TASK STATEMENT » Quote everything from the first of the lines below down to the line containing "grid-cell[interactable] <box>513 213", both ends included, verbatim and with nothing else.

PROVIDED MATERIAL »

________________

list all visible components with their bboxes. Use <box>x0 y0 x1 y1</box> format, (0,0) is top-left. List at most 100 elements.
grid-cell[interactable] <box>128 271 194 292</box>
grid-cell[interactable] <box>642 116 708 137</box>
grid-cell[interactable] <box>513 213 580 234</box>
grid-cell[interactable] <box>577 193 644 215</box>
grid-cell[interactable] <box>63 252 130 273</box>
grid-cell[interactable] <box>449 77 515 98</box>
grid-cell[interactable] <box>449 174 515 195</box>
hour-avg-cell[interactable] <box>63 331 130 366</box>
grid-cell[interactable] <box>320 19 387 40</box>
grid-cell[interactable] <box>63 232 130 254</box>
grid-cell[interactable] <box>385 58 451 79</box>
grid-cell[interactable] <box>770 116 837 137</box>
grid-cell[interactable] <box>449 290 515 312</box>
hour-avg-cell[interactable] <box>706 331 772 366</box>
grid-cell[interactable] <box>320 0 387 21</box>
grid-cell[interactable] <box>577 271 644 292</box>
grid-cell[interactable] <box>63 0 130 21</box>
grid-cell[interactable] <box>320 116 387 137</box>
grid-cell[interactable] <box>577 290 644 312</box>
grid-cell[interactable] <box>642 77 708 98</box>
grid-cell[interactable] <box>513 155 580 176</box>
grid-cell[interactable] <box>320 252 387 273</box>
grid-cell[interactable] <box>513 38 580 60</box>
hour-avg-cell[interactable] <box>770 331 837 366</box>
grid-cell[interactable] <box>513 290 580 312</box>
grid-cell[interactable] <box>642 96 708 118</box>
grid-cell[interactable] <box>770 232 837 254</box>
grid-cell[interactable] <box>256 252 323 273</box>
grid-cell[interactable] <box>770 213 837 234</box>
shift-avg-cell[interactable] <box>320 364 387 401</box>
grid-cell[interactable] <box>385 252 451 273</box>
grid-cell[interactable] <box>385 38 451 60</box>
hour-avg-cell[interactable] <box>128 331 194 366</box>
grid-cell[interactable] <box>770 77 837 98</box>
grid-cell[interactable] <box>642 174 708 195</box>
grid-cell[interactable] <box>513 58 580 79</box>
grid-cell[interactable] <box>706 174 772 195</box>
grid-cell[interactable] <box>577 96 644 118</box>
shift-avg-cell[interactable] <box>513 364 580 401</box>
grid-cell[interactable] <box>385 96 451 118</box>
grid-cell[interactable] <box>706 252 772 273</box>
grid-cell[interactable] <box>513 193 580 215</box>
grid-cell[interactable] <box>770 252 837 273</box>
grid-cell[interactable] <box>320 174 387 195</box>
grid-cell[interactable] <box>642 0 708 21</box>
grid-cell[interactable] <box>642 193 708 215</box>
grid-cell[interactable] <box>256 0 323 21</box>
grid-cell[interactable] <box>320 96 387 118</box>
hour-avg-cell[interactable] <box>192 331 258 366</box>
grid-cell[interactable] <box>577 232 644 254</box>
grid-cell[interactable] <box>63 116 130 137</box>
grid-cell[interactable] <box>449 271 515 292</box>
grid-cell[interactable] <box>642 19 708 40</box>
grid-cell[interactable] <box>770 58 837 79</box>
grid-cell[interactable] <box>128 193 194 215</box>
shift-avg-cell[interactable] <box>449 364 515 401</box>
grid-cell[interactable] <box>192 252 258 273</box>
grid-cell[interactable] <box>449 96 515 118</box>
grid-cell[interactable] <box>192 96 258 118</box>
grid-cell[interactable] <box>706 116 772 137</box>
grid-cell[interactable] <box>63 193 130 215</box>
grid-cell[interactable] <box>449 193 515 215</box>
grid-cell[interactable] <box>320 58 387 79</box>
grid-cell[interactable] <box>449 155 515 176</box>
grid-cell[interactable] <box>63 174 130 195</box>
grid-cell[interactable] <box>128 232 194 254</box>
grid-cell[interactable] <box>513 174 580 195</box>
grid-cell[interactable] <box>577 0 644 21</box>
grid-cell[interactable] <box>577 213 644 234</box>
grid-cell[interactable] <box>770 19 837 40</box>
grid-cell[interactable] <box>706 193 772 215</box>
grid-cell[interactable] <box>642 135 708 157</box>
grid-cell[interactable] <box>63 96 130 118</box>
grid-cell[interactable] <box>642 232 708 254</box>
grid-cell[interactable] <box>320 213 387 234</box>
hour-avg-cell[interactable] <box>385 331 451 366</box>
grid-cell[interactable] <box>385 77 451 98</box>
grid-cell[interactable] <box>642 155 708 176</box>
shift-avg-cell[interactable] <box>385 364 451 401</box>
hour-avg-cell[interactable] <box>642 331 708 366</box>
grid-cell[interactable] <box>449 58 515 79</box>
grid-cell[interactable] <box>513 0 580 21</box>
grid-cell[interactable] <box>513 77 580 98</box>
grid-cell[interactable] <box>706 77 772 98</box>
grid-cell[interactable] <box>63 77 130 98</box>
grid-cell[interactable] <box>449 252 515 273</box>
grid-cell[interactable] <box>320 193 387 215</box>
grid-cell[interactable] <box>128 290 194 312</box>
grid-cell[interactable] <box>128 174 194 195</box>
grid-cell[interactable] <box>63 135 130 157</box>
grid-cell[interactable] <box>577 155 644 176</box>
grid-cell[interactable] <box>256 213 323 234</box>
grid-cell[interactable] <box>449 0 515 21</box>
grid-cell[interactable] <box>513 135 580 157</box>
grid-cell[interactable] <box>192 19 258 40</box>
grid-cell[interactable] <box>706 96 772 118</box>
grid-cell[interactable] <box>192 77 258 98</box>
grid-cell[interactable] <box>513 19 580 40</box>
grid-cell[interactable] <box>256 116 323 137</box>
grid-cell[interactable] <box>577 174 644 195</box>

________________

WRITTEN RESPONSE »
list all visible components with their bboxes. Use <box>x0 y0 x1 y1</box> format, (0,0) is top-left. List at most 100 elements.
grid-cell[interactable] <box>128 271 194 292</box>
grid-cell[interactable] <box>642 116 708 137</box>
grid-cell[interactable] <box>513 213 580 234</box>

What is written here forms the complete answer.